::: SOURCE MATERIAL :::

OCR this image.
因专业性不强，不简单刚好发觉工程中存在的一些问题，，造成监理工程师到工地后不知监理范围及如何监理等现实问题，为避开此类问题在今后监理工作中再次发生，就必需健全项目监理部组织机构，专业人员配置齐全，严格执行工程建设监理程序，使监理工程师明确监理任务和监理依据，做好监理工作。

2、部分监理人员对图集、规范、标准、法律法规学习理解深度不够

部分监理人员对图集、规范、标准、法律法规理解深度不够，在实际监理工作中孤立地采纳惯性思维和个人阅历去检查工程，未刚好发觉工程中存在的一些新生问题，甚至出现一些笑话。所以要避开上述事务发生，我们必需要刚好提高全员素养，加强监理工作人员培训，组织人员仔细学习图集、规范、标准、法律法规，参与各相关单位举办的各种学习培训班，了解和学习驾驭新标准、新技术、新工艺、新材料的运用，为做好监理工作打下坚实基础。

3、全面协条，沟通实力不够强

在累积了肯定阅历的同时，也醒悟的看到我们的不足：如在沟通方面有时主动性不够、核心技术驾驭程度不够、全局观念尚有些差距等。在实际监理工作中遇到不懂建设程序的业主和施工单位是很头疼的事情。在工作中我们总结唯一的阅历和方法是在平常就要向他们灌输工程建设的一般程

:::

== EXERCISE REQUIREMENTS ==
Extract every record. Keep wording exact.

== EXERCISE SOLUTION ==
OCR this image.
因专业性不强，不简单刚好发觉工程中存在的一些问题，，造成监理工程师到工地后不知监理范围及如何监理等现实问题，为避开此类问题在今后监理工作中再次发生，就必需健全项目监理部组织机构，专业人员配置齐全，严格执行工程建设监理程序，使监理工程师明确监理任务和监理依据，做好监理工作。

2、部分监理人员对图集、规范、标准、法律法规学习理解深度不够

部分监理人员对图集、规范、标准、法律法规理解深度不够，在实际监理工作中孤立地采纳惯性思维和个人阅历去检查工程，未刚好发觉工程中存在的一些新生问题，甚至出现一些笑话。所以要避开上述事务发生，我们必需要刚好提高全员素养，加强监理工作人员培训，组织人员仔细学习图集、规范、标准、法律法规，参与各相关单位举办的各种学习培训班，了解和学习驾驭新标准、新技术、新工艺、新材料的运用，为做好监理工作打下坚实基础。

3、全面协条，沟通实力不够强

在累积了肯定阅历的同时，也醒悟的看到我们的不足：如在沟通方面有时主动性不够、核心技术驾驭程度不够、全局观念尚有些差距等。在实际监理工作中遇到不懂建设程序的业主和施工单位是很头疼的事情。在工作中我们总结唯一的阅历和方法是在平常就要向他们灌输工程建设的一般程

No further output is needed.